What the task requires: Collect from the data below each line with "årig".
** START OF Data lines **
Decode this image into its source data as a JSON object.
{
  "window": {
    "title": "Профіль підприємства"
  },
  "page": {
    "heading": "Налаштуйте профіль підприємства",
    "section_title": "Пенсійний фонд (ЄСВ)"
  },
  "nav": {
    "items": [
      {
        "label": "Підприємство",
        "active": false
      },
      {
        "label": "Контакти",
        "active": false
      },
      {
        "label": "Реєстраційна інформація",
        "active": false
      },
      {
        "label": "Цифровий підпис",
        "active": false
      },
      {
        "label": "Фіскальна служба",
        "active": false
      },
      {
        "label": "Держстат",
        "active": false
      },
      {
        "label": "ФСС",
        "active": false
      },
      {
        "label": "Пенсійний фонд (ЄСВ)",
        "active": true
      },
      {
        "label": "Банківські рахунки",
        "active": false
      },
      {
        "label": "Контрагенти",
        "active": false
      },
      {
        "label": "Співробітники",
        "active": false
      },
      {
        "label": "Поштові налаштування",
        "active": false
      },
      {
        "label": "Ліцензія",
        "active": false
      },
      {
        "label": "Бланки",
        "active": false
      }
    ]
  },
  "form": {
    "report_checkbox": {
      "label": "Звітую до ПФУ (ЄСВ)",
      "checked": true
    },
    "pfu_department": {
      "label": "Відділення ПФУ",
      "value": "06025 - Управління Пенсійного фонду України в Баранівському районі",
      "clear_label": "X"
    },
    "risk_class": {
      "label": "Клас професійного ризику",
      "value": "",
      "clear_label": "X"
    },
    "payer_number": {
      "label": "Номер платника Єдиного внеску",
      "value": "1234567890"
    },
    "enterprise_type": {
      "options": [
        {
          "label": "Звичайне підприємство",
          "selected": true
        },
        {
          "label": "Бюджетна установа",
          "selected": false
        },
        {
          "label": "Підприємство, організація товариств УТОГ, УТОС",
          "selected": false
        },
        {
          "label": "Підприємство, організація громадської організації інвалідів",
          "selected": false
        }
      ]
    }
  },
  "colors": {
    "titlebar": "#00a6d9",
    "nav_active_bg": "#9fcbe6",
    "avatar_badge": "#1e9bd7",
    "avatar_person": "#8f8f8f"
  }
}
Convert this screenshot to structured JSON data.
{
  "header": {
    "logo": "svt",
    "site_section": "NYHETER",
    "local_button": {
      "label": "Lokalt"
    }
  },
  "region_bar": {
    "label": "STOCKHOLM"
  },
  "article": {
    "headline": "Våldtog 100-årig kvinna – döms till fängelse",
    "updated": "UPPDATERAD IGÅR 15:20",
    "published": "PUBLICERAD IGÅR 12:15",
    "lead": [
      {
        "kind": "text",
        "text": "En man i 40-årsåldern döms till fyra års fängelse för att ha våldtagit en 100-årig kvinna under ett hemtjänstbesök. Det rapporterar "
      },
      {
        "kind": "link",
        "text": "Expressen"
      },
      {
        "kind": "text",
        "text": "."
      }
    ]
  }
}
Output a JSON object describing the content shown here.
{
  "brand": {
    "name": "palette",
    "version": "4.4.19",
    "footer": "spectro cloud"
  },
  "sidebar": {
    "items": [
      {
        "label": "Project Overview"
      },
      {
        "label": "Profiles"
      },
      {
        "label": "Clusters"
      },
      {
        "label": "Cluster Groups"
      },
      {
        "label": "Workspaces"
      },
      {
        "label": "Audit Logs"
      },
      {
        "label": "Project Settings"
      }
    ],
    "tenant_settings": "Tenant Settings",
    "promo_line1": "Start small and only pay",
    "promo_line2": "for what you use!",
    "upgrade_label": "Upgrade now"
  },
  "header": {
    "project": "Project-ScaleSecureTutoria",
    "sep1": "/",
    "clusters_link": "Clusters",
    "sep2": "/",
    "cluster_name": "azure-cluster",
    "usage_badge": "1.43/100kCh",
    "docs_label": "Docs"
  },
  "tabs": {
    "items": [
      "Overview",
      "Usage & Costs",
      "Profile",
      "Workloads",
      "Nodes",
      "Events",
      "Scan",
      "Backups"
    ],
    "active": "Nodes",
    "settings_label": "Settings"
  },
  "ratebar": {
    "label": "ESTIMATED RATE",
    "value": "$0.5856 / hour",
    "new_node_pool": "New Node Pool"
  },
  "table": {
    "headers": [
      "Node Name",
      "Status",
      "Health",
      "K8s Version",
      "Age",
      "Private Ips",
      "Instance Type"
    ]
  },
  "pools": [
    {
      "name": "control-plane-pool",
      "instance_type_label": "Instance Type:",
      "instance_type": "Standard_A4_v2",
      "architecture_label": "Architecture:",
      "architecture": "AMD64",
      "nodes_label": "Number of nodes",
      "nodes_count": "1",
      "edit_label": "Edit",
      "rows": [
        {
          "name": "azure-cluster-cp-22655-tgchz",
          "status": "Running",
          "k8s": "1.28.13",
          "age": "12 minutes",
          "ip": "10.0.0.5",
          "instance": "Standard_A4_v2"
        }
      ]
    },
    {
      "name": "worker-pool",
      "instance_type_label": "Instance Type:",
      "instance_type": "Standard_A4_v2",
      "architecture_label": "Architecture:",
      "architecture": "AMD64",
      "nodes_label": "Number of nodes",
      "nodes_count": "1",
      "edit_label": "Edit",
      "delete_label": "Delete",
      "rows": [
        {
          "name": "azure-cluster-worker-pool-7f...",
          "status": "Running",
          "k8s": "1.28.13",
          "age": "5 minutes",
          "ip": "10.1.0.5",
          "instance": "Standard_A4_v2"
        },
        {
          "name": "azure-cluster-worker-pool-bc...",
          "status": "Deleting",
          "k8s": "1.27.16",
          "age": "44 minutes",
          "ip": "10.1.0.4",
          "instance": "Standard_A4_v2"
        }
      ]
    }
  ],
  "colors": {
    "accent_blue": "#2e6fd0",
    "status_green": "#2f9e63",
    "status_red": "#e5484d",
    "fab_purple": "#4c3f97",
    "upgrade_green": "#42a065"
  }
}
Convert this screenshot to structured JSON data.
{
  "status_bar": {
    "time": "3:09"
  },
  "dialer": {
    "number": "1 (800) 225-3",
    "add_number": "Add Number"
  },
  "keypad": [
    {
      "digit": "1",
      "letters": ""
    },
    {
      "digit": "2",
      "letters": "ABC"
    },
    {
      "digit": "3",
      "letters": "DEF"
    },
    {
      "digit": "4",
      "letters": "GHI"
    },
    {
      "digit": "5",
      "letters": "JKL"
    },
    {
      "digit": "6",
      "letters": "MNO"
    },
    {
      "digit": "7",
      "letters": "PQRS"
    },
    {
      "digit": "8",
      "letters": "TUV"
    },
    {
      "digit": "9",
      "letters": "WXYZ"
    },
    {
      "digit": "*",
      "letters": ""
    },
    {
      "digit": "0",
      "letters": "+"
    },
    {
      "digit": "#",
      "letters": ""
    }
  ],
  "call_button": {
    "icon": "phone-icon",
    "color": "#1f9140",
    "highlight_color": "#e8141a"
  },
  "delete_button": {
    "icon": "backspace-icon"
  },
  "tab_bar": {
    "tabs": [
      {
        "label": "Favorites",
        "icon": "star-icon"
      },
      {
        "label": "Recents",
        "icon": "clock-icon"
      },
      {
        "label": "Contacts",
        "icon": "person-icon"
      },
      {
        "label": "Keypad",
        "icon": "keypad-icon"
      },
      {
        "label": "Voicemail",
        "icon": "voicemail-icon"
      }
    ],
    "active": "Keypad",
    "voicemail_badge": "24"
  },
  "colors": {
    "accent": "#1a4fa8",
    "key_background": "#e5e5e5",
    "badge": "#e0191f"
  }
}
** END OF Data lines **
Full answer:
    "headline": "Våldtog 100-årig kvinna – döms till fängelse",
        "text": "En man i 40-årsåldern döms till fyra års fängelse för att ha våldtagit en 100-årig kvinna under ett hemtjänstbesök. Det rapporterar "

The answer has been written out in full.